Objective >>
Please set out the stretch of the records from the first line through the line containing "y-axis-label: mass weight xyxy=(467,959,482,1041)", both included, as a Markdown table with the columns Number and Text: Number counts the rows and Text holds each line. Leave out blank lines.

○ ○ ○

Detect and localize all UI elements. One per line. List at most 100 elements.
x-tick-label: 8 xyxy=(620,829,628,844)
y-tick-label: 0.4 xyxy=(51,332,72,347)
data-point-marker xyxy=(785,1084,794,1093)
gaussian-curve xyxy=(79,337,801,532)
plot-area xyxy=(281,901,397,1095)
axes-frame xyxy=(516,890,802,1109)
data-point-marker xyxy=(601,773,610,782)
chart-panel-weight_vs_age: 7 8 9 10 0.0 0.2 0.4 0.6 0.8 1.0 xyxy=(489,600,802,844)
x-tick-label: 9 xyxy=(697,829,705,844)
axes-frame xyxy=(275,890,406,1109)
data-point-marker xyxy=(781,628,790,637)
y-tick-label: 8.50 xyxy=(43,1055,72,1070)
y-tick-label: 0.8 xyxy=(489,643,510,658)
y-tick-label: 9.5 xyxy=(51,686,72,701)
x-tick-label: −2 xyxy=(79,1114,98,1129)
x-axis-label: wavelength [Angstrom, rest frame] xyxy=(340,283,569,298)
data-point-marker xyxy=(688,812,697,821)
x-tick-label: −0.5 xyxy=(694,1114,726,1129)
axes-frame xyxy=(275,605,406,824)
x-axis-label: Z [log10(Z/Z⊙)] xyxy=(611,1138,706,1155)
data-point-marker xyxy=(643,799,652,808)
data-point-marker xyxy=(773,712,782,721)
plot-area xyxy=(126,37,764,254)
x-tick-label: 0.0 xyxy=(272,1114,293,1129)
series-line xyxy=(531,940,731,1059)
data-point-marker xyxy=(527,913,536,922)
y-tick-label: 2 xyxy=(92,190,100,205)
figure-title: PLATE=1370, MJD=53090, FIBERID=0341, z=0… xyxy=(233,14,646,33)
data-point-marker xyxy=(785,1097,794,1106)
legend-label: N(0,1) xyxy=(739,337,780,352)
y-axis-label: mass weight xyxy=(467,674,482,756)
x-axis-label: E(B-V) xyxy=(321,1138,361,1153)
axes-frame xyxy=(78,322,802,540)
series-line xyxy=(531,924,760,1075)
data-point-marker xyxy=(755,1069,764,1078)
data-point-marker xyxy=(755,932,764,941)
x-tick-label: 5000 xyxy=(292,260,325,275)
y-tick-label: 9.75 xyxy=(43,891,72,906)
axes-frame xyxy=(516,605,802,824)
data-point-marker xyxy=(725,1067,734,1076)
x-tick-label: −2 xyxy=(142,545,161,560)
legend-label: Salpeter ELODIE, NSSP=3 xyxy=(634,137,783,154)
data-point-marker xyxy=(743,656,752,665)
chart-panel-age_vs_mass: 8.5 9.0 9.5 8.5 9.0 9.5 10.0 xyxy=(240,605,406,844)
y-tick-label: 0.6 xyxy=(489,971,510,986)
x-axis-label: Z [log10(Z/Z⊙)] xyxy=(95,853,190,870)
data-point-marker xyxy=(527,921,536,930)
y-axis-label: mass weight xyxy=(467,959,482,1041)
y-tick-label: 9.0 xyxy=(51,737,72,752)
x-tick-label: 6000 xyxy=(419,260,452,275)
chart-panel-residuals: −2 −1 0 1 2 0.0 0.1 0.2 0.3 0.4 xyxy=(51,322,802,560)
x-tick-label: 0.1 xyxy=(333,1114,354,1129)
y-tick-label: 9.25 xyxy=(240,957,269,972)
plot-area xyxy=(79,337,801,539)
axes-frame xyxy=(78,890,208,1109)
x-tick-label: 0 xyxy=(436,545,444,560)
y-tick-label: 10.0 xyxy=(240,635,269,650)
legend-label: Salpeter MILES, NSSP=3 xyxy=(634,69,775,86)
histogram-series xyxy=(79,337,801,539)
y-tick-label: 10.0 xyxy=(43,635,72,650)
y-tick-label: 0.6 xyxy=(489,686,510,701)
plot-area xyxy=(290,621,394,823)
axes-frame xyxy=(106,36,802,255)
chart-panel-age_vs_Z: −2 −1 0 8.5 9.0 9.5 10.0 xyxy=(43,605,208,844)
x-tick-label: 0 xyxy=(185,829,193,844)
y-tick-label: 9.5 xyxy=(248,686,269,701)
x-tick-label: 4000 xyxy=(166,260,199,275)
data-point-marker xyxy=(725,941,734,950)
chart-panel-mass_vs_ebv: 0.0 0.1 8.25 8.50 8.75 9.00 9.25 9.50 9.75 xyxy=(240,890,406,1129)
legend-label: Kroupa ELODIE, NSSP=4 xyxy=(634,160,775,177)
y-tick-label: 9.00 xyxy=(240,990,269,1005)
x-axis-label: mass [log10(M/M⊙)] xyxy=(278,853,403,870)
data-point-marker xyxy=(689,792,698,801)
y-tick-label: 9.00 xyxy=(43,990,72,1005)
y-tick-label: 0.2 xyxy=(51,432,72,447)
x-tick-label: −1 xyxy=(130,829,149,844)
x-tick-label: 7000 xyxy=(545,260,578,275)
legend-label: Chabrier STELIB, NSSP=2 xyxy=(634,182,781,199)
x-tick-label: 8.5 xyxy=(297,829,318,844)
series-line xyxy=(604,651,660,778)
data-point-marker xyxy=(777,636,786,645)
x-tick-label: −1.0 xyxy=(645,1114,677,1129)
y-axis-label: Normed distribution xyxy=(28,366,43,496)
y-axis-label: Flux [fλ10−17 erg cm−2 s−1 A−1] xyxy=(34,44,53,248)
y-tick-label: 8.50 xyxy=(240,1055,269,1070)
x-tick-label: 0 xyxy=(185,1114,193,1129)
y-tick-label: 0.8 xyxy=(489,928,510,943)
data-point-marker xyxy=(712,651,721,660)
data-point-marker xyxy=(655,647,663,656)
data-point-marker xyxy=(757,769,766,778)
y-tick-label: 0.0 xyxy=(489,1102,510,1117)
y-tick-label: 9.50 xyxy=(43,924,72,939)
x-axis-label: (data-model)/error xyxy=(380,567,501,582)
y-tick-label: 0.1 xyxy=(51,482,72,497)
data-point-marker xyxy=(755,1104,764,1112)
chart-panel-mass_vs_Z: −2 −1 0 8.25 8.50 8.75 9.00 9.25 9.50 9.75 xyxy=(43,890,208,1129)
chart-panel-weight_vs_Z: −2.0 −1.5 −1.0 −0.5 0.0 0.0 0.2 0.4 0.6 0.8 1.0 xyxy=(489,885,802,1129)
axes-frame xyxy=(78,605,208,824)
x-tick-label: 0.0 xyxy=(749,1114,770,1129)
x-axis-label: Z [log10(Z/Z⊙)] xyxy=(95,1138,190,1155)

○ ○ ○

Output of the task >>
| Number | Text |
|---|---|
| 1 | Detect and localize all UI elements. One per line. List at most 100 elements. |
| 2 | x-tick-label: 8 xyxy=(620,829,628,844) |
| 3 | y-tick-label: 0.4 xyxy=(51,332,72,347) |
| 4 | data-point-marker xyxy=(785,1084,794,1093) |
| 5 | gaussian-curve xyxy=(79,337,801,532) |
| 6 | plot-area xyxy=(281,901,397,1095) |
| 7 | axes-frame xyxy=(516,890,802,1109) |
| 8 | data-point-marker xyxy=(601,773,610,782) |
| 9 | chart-panel-weight_vs_age: 7 8 9 10 0.0 0.2 0.4 0.6 0.8 1.0 xyxy=(489,600,802,844) |
| 10 | x-tick-label: 9 xyxy=(697,829,705,844) |
| 11 | axes-frame xyxy=(275,890,406,1109) |
| 12 | data-point-marker xyxy=(781,628,790,637) |
| 13 | y-tick-label: 8.50 xyxy=(43,1055,72,1070) |
| 14 | y-tick-label: 0.8 xyxy=(489,643,510,658) |
| 15 | y-tick-label: 9.5 xyxy=(51,686,72,701) |
| 16 | x-tick-label: −2 xyxy=(79,1114,98,1129) |
| 17 | x-axis-label: wavelength [Angstrom, rest frame] xyxy=(340,283,569,298) |
| 18 | data-point-marker xyxy=(688,812,697,821) |
| 19 | x-tick-label: −0.5 xyxy=(694,1114,726,1129) |
| 20 | axes-frame xyxy=(275,605,406,824) |
| 21 | x-axis-label: Z [log10(Z/Z⊙)] xyxy=(611,1138,706,1155) |
| 22 | data-point-marker xyxy=(643,799,652,808) |
| 23 | data-point-marker xyxy=(773,712,782,721) |
| 24 | plot-area xyxy=(126,37,764,254) |
| 25 | x-tick-label: 0.0 xyxy=(272,1114,293,1129) |
| 26 | series-line xyxy=(531,940,731,1059) |
| 27 | data-point-marker xyxy=(527,913,536,922) |
| 28 | y-tick-label: 2 xyxy=(92,190,100,205) |
| 29 | figure-title: PLATE=1370, MJD=53090, FIBERID=0341, z=0… xyxy=(233,14,646,33) |
| 30 | data-point-marker xyxy=(785,1097,794,1106) |
| 31 | legend-label: N(0,1) xyxy=(739,337,780,352) |
| 32 | y-axis-label: mass weight xyxy=(467,674,482,756) |
| 33 | x-axis-label: E(B-V) xyxy=(321,1138,361,1153) |
| 34 | axes-frame xyxy=(78,322,802,540) |
| 35 | series-line xyxy=(531,924,760,1075) |
| 36 | data-point-marker xyxy=(755,1069,764,1078) |
| 37 | data-point-marker xyxy=(755,932,764,941) |
| 38 | x-tick-label: 5000 xyxy=(292,260,325,275) |
| 39 | y-tick-label: 9.75 xyxy=(43,891,72,906) |
| 40 | axes-frame xyxy=(516,605,802,824) |
| 41 | data-point-marker xyxy=(725,1067,734,1076) |
| 42 | x-tick-label: −2 xyxy=(142,545,161,560) |
| 43 | legend-label: Salpeter ELODIE, NSSP=3 xyxy=(634,137,783,154) |
| 44 | data-point-marker xyxy=(743,656,752,665) |
| 45 | chart-panel-age_vs_mass: 8.5 9.0 9.5 8.5 9.0 9.5 10.0 xyxy=(240,605,406,844) |
| 46 | y-tick-label: 0.6 xyxy=(489,971,510,986) |
| 47 | x-axis-label: Z [log10(Z/Z⊙)] xyxy=(95,853,190,870) |
| 48 | data-point-marker xyxy=(527,921,536,930) |
| 49 | y-axis-label: mass weight xyxy=(467,959,482,1041) |